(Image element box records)
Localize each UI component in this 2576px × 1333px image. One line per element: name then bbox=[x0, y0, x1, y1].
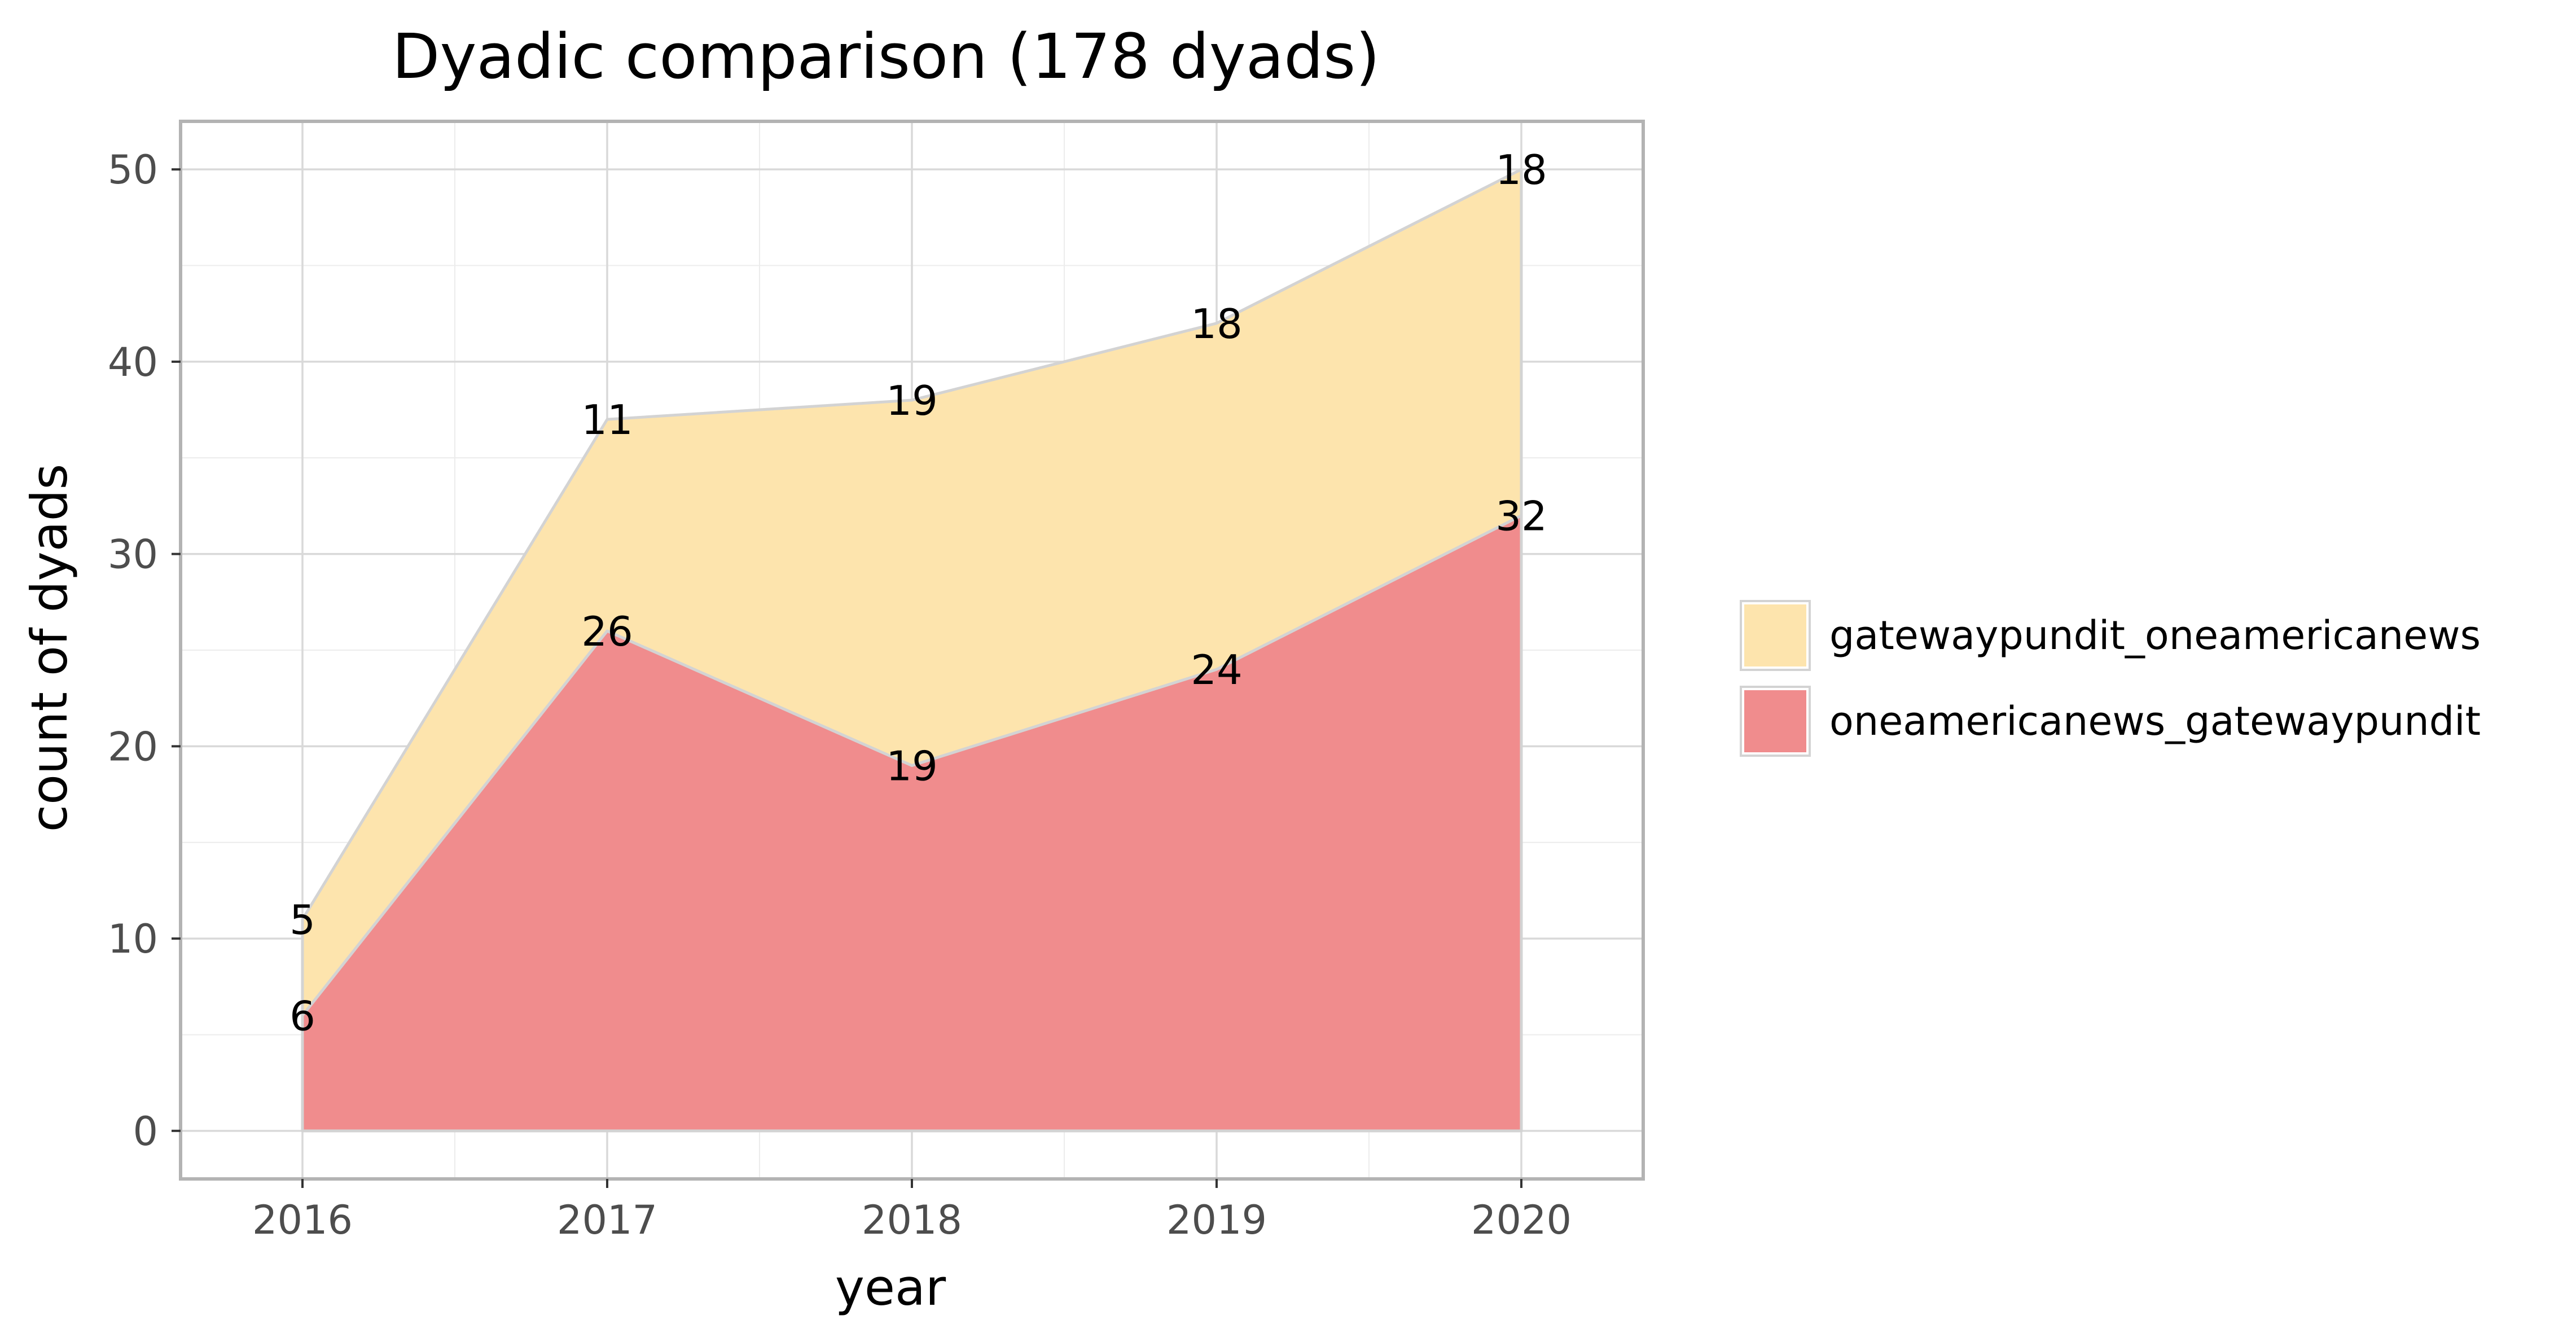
data-label: 5 bbox=[289, 896, 315, 944]
legend-label: gatewaypundit_oneamericanews bbox=[1829, 612, 2481, 659]
x-tick-label: 2019 bbox=[1166, 1197, 1267, 1243]
y-tick-label: 20 bbox=[108, 723, 158, 770]
x-tick-label: 2016 bbox=[252, 1197, 353, 1243]
chart-title: Dyadic comparison (178 dyads) bbox=[392, 20, 1380, 93]
data-label: 32 bbox=[1495, 492, 1547, 540]
y-tick-label: 30 bbox=[108, 532, 158, 578]
data-label: 24 bbox=[1191, 646, 1243, 694]
data-label: 18 bbox=[1495, 146, 1547, 194]
data-label: 11 bbox=[581, 396, 633, 444]
data-label: 26 bbox=[581, 608, 633, 655]
data-labels: 6 26 19 24 32 5 11 19 18 18 bbox=[289, 146, 1547, 1040]
area-series bbox=[301, 168, 1523, 1133]
legend-swatch bbox=[1744, 604, 1806, 666]
y-tick-label: 40 bbox=[108, 339, 158, 385]
y-tick-label: 10 bbox=[108, 916, 158, 962]
data-label: 6 bbox=[289, 992, 315, 1040]
legend-label: oneamericanews_gatewaypundit bbox=[1829, 698, 2481, 744]
data-label: 19 bbox=[886, 377, 938, 424]
legend-swatch bbox=[1744, 690, 1806, 752]
data-label: 18 bbox=[1191, 300, 1243, 348]
y-tick-label: 0 bbox=[133, 1108, 158, 1155]
x-tick-label: 2018 bbox=[862, 1197, 962, 1243]
area-gatewaypundit-oneamericanews bbox=[301, 168, 1523, 1017]
y-tick-label: 50 bbox=[108, 147, 158, 193]
x-tick-label: 2020 bbox=[1471, 1197, 1572, 1243]
x-axis-ticks: 2016 2017 2018 2019 2020 bbox=[252, 1179, 1572, 1243]
legend: gatewaypundit_oneamericanews oneamericane… bbox=[1740, 600, 2481, 757]
y-axis-ticks: 0 10 20 30 40 50 bbox=[108, 147, 181, 1155]
x-axis-title: year bbox=[835, 1259, 946, 1317]
x-tick-label: 2017 bbox=[557, 1197, 657, 1243]
data-label: 19 bbox=[886, 742, 938, 790]
y-axis-title: count of dyads bbox=[20, 464, 78, 832]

### [What the exercise asks]
Can you reproduce every line of the data above word for word, leaving out the pictures?

### [Expected output]
Localize each UI component in this 2576px × 1333px image. One line per element: name then bbox=[x0, y0, x1, y1].
data-label: 5 bbox=[289, 896, 315, 944]
legend-label: gatewaypundit_oneamericanews bbox=[1829, 612, 2481, 659]
x-tick-label: 2019 bbox=[1166, 1197, 1267, 1243]
y-tick-label: 20 bbox=[108, 723, 158, 770]
x-tick-label: 2016 bbox=[252, 1197, 353, 1243]
chart-title: Dyadic comparison (178 dyads) bbox=[392, 20, 1380, 93]
data-label: 32 bbox=[1495, 492, 1547, 540]
y-tick-label: 30 bbox=[108, 532, 158, 578]
data-label: 24 bbox=[1191, 646, 1243, 694]
data-label: 18 bbox=[1495, 146, 1547, 194]
data-label: 11 bbox=[581, 396, 633, 444]
data-label: 26 bbox=[581, 608, 633, 655]
data-labels: 6 26 19 24 32 5 11 19 18 18 bbox=[289, 146, 1547, 1040]
area-series bbox=[301, 168, 1523, 1133]
legend-swatch bbox=[1744, 604, 1806, 666]
y-tick-label: 40 bbox=[108, 339, 158, 385]
y-tick-label: 10 bbox=[108, 916, 158, 962]
data-label: 6 bbox=[289, 992, 315, 1040]
legend-label: oneamericanews_gatewaypundit bbox=[1829, 698, 2481, 744]
data-label: 19 bbox=[886, 377, 938, 424]
legend-swatch bbox=[1744, 690, 1806, 752]
data-label: 18 bbox=[1191, 300, 1243, 348]
y-tick-label: 0 bbox=[133, 1108, 158, 1155]
x-tick-label: 2018 bbox=[862, 1197, 962, 1243]
area-gatewaypundit-oneamericanews bbox=[301, 168, 1523, 1017]
y-tick-label: 50 bbox=[108, 147, 158, 193]
x-tick-label: 2020 bbox=[1471, 1197, 1572, 1243]
x-axis-ticks: 2016 2017 2018 2019 2020 bbox=[252, 1179, 1572, 1243]
legend: gatewaypundit_oneamericanews oneamericane… bbox=[1740, 600, 2481, 757]
y-axis-ticks: 0 10 20 30 40 50 bbox=[108, 147, 181, 1155]
x-axis-title: year bbox=[835, 1259, 946, 1317]
x-tick-label: 2017 bbox=[557, 1197, 657, 1243]
data-label: 19 bbox=[886, 742, 938, 790]
y-axis-title: count of dyads bbox=[20, 464, 78, 832]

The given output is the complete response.